RECORDS FOR THE TASK:
■ ■ ■ ■ ■ ■ ■

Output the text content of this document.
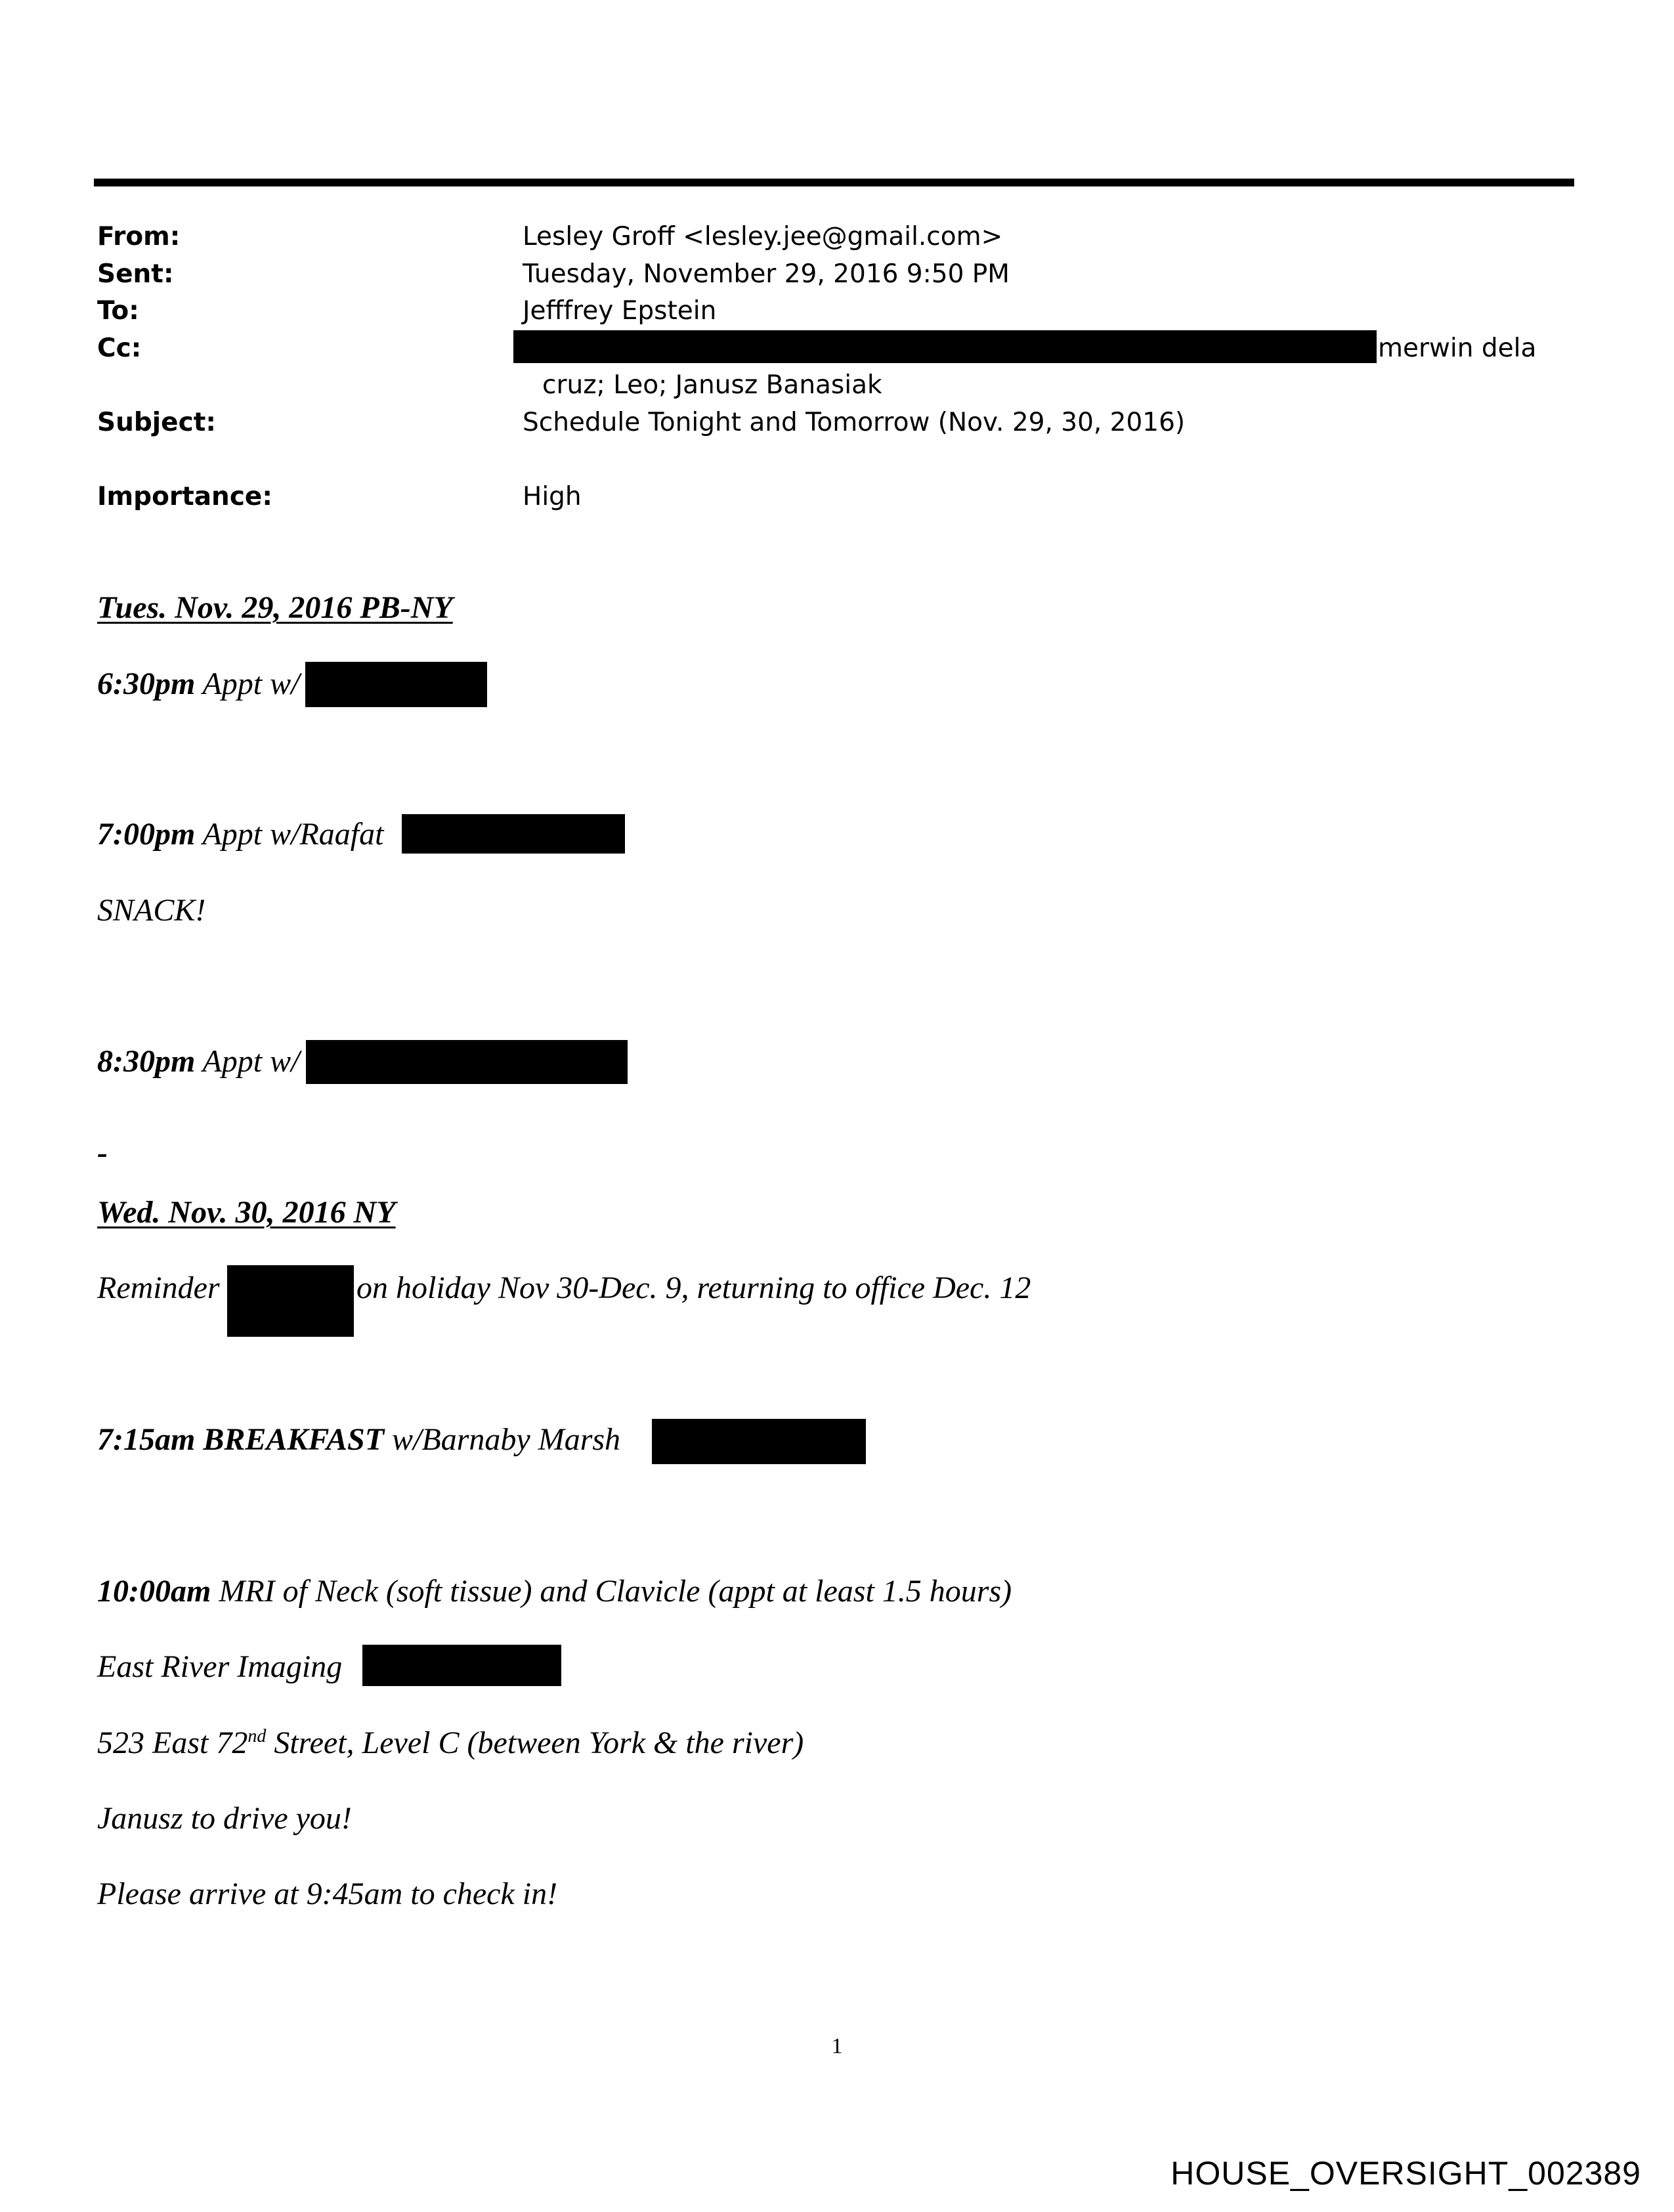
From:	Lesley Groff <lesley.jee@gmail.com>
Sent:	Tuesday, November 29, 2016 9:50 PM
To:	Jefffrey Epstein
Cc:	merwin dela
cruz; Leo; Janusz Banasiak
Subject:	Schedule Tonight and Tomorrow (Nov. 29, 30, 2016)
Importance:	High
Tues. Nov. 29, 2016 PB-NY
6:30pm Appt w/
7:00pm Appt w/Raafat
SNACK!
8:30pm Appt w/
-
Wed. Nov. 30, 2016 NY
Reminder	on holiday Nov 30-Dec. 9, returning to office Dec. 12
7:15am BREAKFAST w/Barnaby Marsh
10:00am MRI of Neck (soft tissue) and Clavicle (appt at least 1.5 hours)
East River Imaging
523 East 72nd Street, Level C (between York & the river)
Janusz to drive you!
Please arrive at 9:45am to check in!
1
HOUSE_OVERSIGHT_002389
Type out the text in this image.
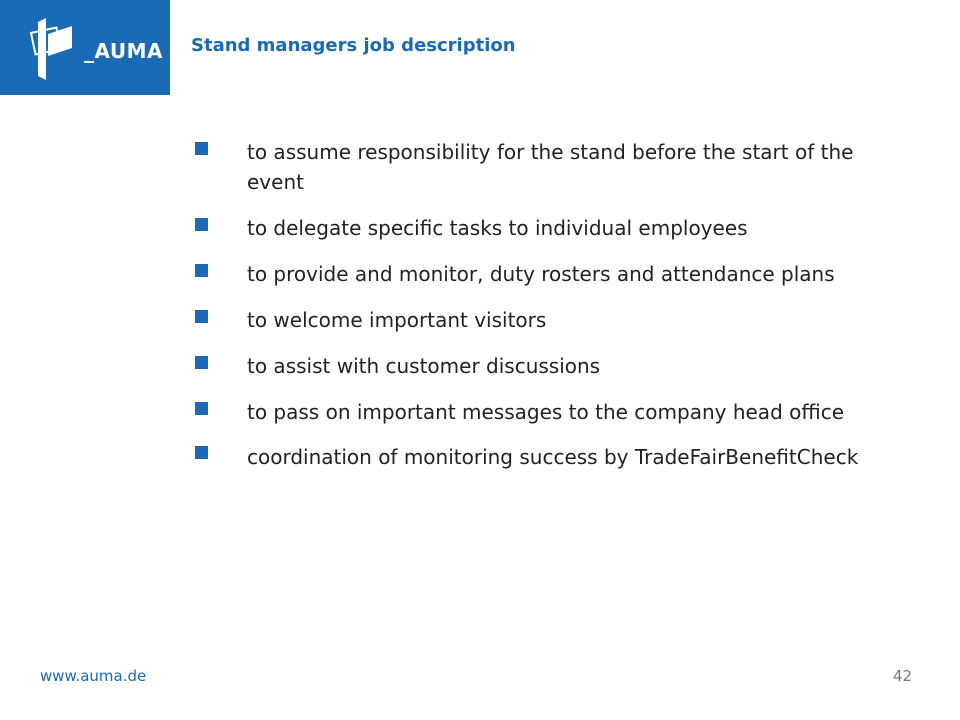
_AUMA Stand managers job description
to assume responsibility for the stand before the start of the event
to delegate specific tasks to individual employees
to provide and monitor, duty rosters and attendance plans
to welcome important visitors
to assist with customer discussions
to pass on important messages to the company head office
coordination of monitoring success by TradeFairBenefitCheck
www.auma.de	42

■ ■ ■ ■ ■ ■ ■

EXERCISE REQUIREMENTS: The answer is the number of lines in the preceding material that hold "this"; write that number and nothing else.

THE OUTPUT: 2